• **Dataset records**:
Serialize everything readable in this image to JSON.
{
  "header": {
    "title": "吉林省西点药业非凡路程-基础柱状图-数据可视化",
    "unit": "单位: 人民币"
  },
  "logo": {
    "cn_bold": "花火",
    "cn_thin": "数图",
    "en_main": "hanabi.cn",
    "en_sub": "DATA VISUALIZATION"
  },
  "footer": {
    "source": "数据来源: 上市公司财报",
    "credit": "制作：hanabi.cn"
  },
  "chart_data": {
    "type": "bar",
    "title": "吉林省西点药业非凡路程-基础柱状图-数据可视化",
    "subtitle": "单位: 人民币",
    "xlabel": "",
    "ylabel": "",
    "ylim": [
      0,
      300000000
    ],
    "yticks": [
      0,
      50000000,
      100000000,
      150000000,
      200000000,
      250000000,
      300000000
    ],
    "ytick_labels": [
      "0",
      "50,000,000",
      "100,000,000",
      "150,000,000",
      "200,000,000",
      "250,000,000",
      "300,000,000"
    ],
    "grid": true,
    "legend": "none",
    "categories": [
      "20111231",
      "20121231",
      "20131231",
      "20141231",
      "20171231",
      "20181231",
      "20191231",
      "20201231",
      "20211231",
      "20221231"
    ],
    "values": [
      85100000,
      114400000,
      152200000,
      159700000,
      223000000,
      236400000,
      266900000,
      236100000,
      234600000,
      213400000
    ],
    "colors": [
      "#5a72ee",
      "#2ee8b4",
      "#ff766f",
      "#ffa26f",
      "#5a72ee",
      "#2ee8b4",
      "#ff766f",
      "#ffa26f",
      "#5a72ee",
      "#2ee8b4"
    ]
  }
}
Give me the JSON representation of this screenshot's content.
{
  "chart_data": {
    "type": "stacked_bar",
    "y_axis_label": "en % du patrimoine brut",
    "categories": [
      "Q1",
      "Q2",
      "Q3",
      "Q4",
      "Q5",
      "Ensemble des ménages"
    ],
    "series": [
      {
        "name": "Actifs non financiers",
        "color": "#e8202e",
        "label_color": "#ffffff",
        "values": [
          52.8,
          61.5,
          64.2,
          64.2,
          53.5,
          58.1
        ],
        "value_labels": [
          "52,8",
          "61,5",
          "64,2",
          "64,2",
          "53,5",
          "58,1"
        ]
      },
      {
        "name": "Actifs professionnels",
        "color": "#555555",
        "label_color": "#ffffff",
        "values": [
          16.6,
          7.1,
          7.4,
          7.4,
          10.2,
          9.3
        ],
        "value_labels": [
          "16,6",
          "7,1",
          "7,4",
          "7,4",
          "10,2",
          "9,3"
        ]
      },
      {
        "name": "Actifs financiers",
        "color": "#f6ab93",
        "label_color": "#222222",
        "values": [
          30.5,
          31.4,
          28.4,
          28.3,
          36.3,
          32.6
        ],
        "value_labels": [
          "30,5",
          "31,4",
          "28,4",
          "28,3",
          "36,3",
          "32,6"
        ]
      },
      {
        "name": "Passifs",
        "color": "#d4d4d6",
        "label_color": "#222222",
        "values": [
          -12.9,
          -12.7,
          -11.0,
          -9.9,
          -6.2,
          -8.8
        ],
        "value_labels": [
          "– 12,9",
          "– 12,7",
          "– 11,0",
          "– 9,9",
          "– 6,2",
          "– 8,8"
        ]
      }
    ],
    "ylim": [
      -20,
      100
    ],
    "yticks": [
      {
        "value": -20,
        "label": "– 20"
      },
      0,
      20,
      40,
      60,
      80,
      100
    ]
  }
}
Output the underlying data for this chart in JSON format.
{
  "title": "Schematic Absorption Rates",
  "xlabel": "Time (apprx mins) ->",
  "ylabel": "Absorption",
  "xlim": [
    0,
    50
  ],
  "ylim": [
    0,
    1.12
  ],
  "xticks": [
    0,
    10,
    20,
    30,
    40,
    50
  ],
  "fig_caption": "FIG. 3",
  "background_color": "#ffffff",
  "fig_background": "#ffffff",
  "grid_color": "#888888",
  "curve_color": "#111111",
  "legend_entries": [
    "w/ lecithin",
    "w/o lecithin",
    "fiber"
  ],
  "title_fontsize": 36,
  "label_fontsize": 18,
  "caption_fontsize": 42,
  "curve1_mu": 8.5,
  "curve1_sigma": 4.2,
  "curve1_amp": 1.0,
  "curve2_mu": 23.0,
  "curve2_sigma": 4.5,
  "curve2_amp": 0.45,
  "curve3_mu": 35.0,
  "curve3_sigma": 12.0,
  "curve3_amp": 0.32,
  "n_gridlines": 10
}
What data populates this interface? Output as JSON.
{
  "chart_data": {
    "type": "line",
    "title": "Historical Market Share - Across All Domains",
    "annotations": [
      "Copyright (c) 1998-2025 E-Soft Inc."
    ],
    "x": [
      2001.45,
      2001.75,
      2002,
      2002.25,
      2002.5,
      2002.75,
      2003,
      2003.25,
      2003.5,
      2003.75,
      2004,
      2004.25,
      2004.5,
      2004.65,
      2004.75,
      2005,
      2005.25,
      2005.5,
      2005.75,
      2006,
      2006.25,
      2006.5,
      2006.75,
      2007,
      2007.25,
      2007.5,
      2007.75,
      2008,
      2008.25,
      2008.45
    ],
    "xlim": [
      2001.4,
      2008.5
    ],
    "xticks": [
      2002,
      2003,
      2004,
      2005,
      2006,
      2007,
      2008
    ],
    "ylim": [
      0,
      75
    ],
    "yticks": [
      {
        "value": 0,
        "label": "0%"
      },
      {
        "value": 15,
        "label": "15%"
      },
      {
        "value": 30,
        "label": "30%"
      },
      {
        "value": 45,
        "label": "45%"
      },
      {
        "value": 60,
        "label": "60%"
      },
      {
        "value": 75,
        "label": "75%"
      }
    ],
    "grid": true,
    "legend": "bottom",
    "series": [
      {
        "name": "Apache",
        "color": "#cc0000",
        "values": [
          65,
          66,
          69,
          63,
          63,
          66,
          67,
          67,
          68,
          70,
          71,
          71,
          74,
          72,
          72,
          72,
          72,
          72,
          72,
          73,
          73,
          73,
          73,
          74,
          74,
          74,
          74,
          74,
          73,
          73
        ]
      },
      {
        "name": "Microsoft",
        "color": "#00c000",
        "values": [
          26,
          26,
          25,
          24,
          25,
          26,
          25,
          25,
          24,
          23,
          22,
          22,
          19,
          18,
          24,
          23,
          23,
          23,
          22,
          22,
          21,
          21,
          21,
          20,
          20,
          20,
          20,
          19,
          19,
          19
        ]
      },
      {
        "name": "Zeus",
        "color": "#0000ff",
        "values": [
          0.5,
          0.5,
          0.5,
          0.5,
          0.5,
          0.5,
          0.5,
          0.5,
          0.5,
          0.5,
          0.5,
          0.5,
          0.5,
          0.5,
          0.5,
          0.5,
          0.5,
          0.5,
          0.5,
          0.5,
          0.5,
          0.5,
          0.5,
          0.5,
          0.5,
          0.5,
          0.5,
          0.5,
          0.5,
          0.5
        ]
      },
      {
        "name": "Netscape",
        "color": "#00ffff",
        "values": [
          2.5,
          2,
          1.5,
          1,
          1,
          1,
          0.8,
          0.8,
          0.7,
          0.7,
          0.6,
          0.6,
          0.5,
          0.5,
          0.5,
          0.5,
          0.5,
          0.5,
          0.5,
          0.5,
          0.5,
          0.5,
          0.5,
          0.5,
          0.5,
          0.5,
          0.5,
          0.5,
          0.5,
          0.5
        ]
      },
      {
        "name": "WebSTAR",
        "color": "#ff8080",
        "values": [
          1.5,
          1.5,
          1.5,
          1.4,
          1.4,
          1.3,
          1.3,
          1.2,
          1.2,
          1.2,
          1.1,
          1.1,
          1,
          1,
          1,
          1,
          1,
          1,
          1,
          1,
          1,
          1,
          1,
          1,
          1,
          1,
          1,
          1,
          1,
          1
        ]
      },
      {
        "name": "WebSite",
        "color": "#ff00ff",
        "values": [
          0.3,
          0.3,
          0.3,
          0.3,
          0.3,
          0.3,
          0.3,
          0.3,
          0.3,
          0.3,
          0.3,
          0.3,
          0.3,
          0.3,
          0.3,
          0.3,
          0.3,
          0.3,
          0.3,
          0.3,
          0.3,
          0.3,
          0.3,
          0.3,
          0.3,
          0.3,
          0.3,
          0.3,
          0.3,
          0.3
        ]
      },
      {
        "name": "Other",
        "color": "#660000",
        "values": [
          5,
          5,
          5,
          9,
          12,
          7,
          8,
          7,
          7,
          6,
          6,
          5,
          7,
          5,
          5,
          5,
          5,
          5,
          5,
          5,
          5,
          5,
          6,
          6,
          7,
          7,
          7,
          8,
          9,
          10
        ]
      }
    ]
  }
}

• **Aim of the task**: Go through the entries above and copy every line containing "financiers".

• **Reply**:
        "name": "Actifs non financiers",
        "name": "Actifs financiers",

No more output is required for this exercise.